[Data records]
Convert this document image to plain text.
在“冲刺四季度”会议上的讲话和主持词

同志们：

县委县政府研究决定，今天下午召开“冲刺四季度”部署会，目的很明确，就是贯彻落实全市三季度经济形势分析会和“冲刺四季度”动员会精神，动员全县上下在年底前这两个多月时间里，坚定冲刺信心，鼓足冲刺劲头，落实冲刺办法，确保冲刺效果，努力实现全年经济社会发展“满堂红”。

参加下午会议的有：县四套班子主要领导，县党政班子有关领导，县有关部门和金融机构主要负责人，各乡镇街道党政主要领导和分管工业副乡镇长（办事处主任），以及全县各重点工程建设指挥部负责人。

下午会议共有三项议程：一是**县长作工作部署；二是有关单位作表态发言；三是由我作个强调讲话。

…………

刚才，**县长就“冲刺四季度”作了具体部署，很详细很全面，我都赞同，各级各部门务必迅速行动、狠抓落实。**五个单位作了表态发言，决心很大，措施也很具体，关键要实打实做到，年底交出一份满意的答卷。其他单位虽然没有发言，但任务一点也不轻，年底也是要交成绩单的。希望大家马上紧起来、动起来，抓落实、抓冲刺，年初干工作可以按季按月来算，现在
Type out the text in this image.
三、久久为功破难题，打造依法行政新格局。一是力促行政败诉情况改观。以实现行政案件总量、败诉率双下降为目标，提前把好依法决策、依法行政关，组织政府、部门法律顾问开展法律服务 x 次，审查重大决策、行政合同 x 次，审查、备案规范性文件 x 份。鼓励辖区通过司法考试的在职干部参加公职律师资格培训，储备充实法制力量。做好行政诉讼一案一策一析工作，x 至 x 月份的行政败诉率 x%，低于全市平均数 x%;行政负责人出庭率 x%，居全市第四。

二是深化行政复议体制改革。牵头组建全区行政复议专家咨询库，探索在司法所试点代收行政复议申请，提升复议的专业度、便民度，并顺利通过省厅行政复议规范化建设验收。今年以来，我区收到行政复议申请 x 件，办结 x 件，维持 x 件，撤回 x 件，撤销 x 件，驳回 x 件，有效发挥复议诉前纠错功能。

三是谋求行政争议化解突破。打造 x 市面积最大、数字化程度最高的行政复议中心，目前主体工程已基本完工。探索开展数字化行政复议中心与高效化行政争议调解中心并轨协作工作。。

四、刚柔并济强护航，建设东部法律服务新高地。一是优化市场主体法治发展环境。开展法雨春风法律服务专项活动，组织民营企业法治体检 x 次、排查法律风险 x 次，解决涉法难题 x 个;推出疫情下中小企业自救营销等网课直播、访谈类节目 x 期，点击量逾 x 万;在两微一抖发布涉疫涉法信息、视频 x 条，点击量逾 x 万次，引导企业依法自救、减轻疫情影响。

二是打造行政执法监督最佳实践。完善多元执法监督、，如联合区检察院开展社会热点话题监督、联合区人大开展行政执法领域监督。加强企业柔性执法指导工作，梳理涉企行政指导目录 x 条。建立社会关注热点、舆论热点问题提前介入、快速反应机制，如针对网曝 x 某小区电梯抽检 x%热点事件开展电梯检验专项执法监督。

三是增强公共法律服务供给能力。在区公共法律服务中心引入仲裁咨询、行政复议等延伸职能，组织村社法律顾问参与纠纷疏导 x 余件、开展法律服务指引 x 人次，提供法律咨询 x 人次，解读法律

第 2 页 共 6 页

» Task requirements: Report how many lines in the entries hold the string "this". Nothing but the number is wanted.

» Response to the task: 2